[Stored data entries]
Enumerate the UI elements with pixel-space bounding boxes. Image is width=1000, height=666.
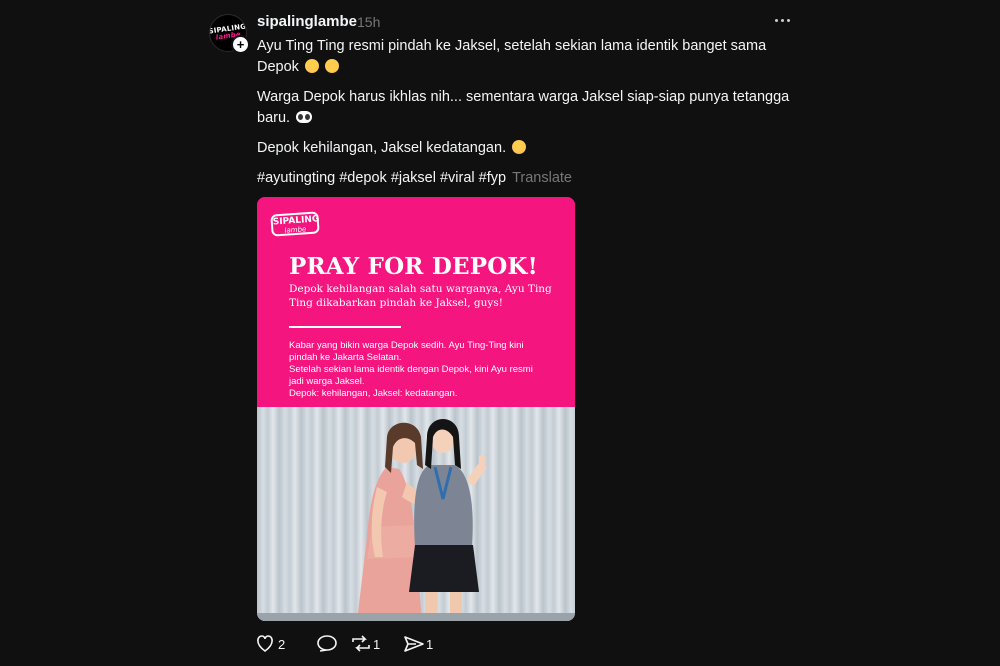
eyes-emoji-icon (296, 111, 313, 123)
photo-people-illustration (257, 419, 575, 621)
card-divider (289, 326, 401, 328)
card-subheadline: Depok kehilangan salah satu warganya, Ay… (289, 283, 552, 309)
send-icon[interactable] (404, 636, 424, 652)
share-button[interactable] (404, 636, 424, 652)
repost-icon[interactable] (352, 635, 370, 652)
card-photo (257, 407, 575, 621)
like-button[interactable] (257, 635, 273, 652)
card-body-line-1: Kabar yang bikin warga Depok sedih. Ayu … (289, 340, 524, 363)
hashtags[interactable]: #ayutingting #depok #jaksel #viral #fyp (257, 170, 506, 186)
repost-count: 1 (373, 637, 380, 652)
crying-face-emoji-icon (304, 59, 319, 73)
more-options-icon[interactable] (770, 10, 794, 30)
post-caption: Ayu Ting Ting resmi pindah ke Jaksel, se… (257, 36, 797, 198)
action-bar: 2 1 1 (257, 635, 433, 652)
comment-icon[interactable] (317, 635, 337, 652)
card-body-line-3: Depok: kehilangan, Jaksel: kedatangan. (289, 388, 458, 399)
card-body-line-2: Setelah sekian lama identik dengan Depok… (289, 364, 533, 387)
heart-icon[interactable] (257, 635, 273, 652)
like-count: 2 (278, 637, 285, 652)
card-body: Kabar yang bikin warga Depok sedih. Ayu … (289, 340, 544, 400)
share-count: 1 (426, 637, 433, 652)
caption-line-3: Depok kehilangan, Jaksel kedatangan. (257, 140, 507, 156)
username[interactable]: sipalinglambe (257, 13, 357, 30)
pleading-face-emoji-icon (512, 140, 527, 154)
caption-line-2: Warga Depok harus ikhlas nih... sementar… (257, 89, 790, 126)
repost-button[interactable] (352, 635, 370, 652)
reply-button[interactable] (317, 635, 337, 652)
follow-plus-icon[interactable]: + (231, 35, 250, 54)
post-image[interactable]: SIPALING lambe PRAY FOR DEPOK! Depok keh… (257, 197, 575, 621)
card-headline: PRAY FOR DEPOK! (289, 253, 538, 280)
translate-link[interactable]: Translate (512, 170, 572, 186)
laughing-face-emoji-icon (324, 59, 339, 73)
card-logo: SIPALING lambe (270, 211, 320, 237)
post-time: 15h (357, 14, 381, 30)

## Exercise brief
What's needed is an exact copy of every entry, minus the pictures.

## Output
Enumerate the UI elements with pixel-space bounding boxes. Image is width=1000, height=666.
eyes-emoji-icon (296, 111, 313, 123)
photo-people-illustration (257, 419, 575, 621)
card-divider (289, 326, 401, 328)
card-subheadline: Depok kehilangan salah satu warganya, Ay… (289, 283, 552, 309)
send-icon[interactable] (404, 636, 424, 652)
share-button[interactable] (404, 636, 424, 652)
repost-icon[interactable] (352, 635, 370, 652)
card-photo (257, 407, 575, 621)
like-button[interactable] (257, 635, 273, 652)
card-body-line-1: Kabar yang bikin warga Depok sedih. Ayu … (289, 340, 524, 363)
hashtags[interactable]: #ayutingting #depok #jaksel #viral #fyp (257, 170, 506, 186)
repost-count: 1 (373, 637, 380, 652)
crying-face-emoji-icon (304, 59, 319, 73)
more-options-icon[interactable] (770, 10, 794, 30)
post-caption: Ayu Ting Ting resmi pindah ke Jaksel, se… (257, 36, 797, 198)
action-bar: 2 1 1 (257, 635, 433, 652)
comment-icon[interactable] (317, 635, 337, 652)
card-body-line-3: Depok: kehilangan, Jaksel: kedatangan. (289, 388, 458, 399)
card-body-line-2: Setelah sekian lama identik dengan Depok… (289, 364, 533, 387)
heart-icon[interactable] (257, 635, 273, 652)
like-count: 2 (278, 637, 285, 652)
card-body: Kabar yang bikin warga Depok sedih. Ayu … (289, 340, 544, 400)
share-count: 1 (426, 637, 433, 652)
caption-line-3: Depok kehilangan, Jaksel kedatangan. (257, 140, 507, 156)
username[interactable]: sipalinglambe (257, 13, 357, 30)
pleading-face-emoji-icon (512, 140, 527, 154)
caption-line-2: Warga Depok harus ikhlas nih... sementar… (257, 89, 790, 126)
repost-button[interactable] (352, 635, 370, 652)
reply-button[interactable] (317, 635, 337, 652)
follow-plus-icon[interactable]: + (231, 35, 250, 54)
post-image[interactable]: SIPALING lambe PRAY FOR DEPOK! Depok keh… (257, 197, 575, 621)
card-headline: PRAY FOR DEPOK! (289, 253, 538, 280)
translate-link[interactable]: Translate (512, 170, 572, 186)
laughing-face-emoji-icon (324, 59, 339, 73)
card-logo: SIPALING lambe (270, 211, 320, 237)
post-time: 15h (357, 14, 381, 30)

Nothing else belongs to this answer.